PROBLEM.
Extract the entries in their exact form.

Saved entries:
-- Begin --

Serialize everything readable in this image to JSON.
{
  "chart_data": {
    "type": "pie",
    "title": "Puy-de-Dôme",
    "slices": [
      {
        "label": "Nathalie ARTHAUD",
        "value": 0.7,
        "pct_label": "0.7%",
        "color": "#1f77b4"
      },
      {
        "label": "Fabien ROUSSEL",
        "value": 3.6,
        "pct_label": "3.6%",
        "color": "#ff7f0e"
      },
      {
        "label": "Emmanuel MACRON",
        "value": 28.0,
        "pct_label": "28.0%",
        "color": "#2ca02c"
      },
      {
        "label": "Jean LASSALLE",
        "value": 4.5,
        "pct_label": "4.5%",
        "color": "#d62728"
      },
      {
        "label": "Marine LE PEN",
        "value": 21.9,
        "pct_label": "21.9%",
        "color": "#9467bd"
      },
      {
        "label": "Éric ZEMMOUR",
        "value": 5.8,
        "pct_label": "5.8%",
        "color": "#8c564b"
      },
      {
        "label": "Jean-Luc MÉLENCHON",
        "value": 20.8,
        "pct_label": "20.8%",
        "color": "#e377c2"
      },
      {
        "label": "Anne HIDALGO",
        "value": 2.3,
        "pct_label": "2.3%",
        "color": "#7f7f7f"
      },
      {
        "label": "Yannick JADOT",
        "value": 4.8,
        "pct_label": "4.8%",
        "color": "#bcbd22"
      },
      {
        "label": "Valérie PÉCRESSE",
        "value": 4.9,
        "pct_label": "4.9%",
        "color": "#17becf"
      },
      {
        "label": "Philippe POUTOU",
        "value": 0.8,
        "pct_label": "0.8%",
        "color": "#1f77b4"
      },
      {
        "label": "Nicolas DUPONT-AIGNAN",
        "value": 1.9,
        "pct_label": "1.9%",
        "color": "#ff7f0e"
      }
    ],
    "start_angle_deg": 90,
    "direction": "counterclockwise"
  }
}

-- End --

THE ANSWER.
Serialize everything readable in this image to JSON.
{
  "chart_data": {
    "type": "pie",
    "title": "Puy-de-Dôme",
    "slices": [
      {
        "label": "Nathalie ARTHAUD",
        "value": 0.7,
        "pct_label": "0.7%",
        "color": "#1f77b4"
      },
      {
        "label": "Fabien ROUSSEL",
        "value": 3.6,
        "pct_label": "3.6%",
        "color": "#ff7f0e"
      },
      {
        "label": "Emmanuel MACRON",
        "value": 28.0,
        "pct_label": "28.0%",
        "color": "#2ca02c"
      },
      {
        "label": "Jean LASSALLE",
        "value": 4.5,
        "pct_label": "4.5%",
        "color": "#d62728"
      },
      {
        "label": "Marine LE PEN",
        "value": 21.9,
        "pct_label": "21.9%",
        "color": "#9467bd"
      },
      {
        "label": "Éric ZEMMOUR",
        "value": 5.8,
        "pct_label": "5.8%",
        "color": "#8c564b"
      },
      {
        "label": "Jean-Luc MÉLENCHON",
        "value": 20.8,
        "pct_label": "20.8%",
        "color": "#e377c2"
      },
      {
        "label": "Anne HIDALGO",
        "value": 2.3,
        "pct_label": "2.3%",
        "color": "#7f7f7f"
      },
      {
        "label": "Yannick JADOT",
        "value": 4.8,
        "pct_label": "4.8%",
        "color": "#bcbd22"
      },
      {
        "label": "Valérie PÉCRESSE",
        "value": 4.9,
        "pct_label": "4.9%",
        "color": "#17becf"
      },
      {
        "label": "Philippe POUTOU",
        "value": 0.8,
        "pct_label": "0.8%",
        "color": "#1f77b4"
      },
      {
        "label": "Nicolas DUPONT-AIGNAN",
        "value": 1.9,
        "pct_label": "1.9%",
        "color": "#ff7f0e"
      }
    ],
    "start_angle_deg": 90,
    "direction": "counterclockwise"
  }
}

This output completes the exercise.